Given task — Scan the data for lines with "aplikasi" and report the count by itself.

Supplied data —

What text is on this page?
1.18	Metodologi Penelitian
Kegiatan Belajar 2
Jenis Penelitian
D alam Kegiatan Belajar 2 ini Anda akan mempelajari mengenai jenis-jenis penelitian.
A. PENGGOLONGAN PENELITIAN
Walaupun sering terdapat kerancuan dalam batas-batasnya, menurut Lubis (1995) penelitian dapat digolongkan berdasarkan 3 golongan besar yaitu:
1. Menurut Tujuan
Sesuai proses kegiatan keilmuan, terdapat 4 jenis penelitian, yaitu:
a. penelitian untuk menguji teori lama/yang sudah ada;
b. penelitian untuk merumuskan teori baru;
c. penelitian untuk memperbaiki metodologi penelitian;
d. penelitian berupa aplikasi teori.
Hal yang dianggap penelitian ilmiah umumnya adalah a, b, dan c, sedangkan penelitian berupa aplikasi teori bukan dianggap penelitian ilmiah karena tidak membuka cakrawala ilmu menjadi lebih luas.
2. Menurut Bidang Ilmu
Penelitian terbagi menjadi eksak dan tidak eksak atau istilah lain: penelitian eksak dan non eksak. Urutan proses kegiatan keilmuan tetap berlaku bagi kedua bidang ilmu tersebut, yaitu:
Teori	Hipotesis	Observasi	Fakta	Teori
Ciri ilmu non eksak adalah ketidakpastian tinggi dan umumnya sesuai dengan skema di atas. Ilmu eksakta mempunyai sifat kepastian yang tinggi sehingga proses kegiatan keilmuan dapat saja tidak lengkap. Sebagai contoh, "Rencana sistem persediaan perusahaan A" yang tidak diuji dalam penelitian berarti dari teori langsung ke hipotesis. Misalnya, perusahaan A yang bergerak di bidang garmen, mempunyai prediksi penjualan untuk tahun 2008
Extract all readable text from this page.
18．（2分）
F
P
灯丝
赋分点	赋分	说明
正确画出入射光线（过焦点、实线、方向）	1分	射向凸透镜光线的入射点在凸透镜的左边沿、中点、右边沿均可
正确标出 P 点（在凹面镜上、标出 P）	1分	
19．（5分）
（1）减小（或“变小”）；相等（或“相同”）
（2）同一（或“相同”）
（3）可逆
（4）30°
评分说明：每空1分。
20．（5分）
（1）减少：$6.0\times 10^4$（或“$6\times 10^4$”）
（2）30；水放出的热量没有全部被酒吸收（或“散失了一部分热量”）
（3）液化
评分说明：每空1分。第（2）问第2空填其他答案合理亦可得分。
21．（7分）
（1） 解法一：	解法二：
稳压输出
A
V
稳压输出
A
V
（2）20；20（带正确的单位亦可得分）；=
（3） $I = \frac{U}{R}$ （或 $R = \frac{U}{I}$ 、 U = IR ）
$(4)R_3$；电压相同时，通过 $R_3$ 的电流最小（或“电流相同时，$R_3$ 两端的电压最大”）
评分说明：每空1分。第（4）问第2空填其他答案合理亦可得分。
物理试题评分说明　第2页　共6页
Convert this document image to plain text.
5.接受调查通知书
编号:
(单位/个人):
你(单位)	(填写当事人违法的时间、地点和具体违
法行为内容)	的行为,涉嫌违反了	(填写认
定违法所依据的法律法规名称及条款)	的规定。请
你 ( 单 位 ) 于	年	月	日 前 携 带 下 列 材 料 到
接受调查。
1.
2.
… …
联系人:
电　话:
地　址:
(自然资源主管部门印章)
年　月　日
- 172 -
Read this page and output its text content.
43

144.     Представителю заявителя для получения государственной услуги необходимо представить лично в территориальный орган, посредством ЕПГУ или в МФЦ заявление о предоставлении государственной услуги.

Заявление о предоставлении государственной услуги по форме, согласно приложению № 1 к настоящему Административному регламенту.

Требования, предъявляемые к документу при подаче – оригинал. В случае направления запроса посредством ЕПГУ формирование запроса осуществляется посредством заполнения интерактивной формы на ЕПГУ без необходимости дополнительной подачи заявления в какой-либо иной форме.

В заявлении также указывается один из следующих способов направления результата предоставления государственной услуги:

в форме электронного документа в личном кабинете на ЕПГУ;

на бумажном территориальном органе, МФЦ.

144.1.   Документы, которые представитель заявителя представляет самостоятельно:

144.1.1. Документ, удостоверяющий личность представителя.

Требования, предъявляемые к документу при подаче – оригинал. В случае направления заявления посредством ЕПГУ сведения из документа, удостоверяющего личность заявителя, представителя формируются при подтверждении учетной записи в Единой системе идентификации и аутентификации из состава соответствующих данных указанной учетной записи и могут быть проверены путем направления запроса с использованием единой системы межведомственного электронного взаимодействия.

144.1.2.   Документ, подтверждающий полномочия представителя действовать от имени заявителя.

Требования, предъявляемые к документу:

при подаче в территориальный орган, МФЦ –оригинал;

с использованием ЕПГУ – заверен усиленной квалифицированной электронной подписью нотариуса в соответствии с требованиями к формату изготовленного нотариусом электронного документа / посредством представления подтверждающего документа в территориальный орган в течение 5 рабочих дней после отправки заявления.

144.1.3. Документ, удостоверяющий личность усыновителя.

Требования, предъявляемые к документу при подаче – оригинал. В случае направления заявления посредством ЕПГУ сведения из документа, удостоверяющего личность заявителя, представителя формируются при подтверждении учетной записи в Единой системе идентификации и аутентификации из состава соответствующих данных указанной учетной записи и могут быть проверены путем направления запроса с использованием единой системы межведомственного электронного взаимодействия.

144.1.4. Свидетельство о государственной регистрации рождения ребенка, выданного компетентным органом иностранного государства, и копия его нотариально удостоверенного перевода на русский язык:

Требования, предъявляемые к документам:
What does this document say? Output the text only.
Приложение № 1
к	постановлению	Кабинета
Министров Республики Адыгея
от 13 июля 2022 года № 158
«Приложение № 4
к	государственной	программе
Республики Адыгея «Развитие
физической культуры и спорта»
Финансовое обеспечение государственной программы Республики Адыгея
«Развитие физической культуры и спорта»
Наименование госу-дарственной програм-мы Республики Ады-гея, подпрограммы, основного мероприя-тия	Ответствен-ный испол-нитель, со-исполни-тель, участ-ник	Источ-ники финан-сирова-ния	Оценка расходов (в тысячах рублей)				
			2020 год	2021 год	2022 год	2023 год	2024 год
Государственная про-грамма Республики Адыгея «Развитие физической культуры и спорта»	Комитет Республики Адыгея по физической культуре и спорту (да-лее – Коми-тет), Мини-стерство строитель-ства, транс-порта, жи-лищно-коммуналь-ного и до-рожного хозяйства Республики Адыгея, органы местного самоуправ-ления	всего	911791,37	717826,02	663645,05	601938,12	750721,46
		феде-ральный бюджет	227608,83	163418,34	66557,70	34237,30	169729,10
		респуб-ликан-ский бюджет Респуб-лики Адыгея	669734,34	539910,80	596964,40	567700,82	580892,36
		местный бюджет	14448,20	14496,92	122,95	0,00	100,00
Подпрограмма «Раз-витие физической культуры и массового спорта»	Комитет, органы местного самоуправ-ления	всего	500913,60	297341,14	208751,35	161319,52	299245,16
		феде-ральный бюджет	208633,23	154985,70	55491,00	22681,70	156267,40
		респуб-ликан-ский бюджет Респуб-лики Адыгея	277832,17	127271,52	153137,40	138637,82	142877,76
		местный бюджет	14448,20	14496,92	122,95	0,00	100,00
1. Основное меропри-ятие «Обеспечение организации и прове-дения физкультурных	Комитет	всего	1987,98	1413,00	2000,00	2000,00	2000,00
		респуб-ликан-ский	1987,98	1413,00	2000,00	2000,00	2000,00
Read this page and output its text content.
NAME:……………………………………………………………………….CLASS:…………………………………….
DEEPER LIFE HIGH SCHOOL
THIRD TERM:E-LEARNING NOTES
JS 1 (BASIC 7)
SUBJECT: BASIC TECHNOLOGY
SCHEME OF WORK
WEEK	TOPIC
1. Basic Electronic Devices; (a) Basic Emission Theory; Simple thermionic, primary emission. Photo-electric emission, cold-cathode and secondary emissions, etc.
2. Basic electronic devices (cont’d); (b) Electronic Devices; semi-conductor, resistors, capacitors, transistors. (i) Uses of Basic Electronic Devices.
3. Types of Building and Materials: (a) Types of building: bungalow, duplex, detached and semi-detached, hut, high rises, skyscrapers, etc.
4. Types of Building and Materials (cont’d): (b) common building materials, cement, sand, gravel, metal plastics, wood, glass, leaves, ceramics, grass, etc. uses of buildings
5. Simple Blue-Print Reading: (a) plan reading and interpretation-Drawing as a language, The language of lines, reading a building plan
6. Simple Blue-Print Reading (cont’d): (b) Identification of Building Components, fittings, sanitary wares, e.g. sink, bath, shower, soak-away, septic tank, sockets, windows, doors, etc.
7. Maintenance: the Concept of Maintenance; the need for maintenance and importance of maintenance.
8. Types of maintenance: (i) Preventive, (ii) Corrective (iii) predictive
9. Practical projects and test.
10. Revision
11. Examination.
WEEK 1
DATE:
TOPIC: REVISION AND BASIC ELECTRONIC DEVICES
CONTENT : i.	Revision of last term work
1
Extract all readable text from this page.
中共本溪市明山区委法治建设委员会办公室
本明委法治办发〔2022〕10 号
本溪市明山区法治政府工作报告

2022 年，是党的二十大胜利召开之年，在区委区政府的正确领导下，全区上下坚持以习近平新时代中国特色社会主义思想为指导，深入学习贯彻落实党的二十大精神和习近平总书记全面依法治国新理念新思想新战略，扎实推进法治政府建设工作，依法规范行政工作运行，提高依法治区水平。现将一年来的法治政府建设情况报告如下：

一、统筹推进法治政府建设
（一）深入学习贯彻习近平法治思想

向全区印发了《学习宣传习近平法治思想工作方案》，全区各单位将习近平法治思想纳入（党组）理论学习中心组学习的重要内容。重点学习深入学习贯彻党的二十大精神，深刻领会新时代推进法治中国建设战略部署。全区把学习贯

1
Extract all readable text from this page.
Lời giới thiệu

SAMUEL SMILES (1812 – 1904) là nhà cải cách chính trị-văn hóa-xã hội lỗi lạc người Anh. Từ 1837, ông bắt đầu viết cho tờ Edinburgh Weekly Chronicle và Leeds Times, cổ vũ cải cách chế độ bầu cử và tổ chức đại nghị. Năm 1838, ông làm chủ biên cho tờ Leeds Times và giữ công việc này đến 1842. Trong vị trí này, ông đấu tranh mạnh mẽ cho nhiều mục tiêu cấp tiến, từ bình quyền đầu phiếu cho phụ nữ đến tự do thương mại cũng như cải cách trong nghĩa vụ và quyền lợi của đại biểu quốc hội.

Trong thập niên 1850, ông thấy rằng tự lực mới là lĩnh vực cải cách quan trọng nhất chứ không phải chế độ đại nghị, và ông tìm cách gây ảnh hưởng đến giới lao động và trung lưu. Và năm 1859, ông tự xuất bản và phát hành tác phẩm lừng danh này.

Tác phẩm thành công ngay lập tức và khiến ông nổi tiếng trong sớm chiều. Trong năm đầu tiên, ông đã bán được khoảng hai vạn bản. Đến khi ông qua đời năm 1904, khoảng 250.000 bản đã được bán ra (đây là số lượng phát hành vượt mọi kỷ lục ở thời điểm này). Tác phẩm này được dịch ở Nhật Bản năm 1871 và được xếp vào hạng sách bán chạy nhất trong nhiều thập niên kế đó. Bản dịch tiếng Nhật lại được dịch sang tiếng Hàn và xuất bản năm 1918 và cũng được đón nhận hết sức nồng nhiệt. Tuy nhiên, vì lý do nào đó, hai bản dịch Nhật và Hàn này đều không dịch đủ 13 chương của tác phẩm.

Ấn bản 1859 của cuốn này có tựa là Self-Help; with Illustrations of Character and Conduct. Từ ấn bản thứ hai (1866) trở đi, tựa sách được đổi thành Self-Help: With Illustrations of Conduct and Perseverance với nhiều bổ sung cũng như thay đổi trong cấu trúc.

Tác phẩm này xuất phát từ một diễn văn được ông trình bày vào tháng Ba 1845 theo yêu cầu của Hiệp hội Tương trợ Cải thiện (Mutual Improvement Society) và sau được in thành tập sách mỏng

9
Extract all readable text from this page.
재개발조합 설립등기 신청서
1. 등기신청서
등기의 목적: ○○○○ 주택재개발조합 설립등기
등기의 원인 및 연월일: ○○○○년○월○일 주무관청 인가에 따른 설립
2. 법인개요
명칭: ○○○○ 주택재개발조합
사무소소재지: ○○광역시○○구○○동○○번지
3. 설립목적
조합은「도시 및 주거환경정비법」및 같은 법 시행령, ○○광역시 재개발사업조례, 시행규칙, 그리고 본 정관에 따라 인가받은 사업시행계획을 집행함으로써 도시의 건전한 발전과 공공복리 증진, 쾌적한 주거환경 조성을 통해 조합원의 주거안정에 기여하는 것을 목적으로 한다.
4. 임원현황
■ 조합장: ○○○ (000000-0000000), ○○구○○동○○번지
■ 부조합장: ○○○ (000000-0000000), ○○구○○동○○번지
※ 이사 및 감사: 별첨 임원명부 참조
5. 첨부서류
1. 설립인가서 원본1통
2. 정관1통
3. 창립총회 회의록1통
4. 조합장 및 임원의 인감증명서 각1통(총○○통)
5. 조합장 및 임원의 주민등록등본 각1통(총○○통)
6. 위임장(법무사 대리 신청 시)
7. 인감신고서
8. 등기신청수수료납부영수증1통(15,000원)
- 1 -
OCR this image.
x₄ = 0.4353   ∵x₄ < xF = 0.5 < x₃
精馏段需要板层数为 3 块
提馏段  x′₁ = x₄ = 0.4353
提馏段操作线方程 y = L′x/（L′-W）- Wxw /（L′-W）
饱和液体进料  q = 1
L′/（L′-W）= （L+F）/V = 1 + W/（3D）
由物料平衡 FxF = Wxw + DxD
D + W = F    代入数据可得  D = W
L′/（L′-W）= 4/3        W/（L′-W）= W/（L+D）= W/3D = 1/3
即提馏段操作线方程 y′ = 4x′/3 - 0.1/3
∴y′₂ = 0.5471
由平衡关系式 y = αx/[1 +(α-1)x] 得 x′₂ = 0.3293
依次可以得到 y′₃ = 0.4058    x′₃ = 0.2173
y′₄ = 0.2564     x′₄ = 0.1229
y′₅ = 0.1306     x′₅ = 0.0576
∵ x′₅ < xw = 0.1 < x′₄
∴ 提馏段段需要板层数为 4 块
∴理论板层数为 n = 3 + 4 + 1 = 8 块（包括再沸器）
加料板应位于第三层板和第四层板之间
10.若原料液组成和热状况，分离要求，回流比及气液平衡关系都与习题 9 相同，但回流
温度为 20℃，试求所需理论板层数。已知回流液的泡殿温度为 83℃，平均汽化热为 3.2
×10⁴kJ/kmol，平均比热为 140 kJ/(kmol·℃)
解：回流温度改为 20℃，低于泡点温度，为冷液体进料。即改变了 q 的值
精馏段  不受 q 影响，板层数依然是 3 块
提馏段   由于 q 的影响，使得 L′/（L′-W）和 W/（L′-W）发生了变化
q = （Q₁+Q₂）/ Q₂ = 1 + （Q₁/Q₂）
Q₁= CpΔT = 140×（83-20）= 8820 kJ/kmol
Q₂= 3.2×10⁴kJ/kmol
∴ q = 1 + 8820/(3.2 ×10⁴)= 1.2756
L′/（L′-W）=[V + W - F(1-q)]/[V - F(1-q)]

Result — 2